**TASK:** Check each line of the listing below for the string "many", and copy the ones that have it.

---------- ENTRIES SUPPLIED ----------

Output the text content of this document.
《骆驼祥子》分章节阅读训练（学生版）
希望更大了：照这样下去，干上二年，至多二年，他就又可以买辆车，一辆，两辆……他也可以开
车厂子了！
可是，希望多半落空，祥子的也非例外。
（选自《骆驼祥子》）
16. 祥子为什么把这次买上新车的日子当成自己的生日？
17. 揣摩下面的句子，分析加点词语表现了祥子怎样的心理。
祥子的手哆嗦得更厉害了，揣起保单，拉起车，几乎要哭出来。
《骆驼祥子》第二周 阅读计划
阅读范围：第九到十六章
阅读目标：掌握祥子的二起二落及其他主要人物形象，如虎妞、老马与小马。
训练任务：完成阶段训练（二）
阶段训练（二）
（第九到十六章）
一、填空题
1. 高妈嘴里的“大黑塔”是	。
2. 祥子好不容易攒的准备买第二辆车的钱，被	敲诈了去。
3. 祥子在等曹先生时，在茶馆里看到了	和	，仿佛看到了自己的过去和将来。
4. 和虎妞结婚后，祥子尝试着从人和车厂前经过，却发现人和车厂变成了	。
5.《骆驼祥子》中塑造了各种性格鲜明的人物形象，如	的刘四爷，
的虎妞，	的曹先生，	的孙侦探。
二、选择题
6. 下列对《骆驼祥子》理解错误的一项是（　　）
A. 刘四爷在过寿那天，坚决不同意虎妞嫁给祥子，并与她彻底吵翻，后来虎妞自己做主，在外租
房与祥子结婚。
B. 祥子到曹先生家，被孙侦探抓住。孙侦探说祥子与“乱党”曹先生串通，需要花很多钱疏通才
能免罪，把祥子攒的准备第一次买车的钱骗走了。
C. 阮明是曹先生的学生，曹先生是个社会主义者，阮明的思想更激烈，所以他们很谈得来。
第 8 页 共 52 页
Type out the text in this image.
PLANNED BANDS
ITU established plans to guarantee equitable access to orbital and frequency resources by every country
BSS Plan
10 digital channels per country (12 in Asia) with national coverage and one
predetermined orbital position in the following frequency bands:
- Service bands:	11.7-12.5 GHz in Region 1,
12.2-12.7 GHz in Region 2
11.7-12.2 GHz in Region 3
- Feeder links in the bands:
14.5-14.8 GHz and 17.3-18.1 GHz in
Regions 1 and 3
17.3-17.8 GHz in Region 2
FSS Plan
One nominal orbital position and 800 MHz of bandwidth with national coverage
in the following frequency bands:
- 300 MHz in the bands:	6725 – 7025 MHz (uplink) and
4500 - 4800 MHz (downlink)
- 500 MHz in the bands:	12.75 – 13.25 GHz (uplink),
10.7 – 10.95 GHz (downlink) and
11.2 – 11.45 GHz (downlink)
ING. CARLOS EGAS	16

----------
---------- ENTRIES SUPPLIED ----------

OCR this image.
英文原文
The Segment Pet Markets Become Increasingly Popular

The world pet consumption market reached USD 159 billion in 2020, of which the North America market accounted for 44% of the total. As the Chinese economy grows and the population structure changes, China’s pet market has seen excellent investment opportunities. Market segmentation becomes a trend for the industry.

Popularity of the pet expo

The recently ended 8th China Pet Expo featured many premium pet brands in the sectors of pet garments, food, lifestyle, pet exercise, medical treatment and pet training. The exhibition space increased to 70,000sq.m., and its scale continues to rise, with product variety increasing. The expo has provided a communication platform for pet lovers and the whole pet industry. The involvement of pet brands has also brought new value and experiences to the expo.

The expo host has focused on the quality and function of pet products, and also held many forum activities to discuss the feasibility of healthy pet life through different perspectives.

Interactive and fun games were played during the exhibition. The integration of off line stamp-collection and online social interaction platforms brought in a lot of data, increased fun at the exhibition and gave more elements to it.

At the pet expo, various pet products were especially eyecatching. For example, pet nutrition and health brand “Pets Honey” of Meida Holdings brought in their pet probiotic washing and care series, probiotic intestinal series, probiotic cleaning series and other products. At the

----------

**RESPONSE TO THE EXERCISE:**
The recently ended 8th China Pet Expo featured many premium pet brands in the sectors of pet garments, food, lifestyle, pet exercise, medical treatment and pet training. The exhibition space increased to 70,000sq.m., and its scale continues to rise, with product variety increasing. The expo has provided a communication platform for pet lovers and the whole pet industry. The involvement of pet brands has also brought new value and experiences to the expo.
The expo host has focused on the quality and function of pet products, and also held many forum activities to discuss the feasibility of healthy pet life through different perspectives.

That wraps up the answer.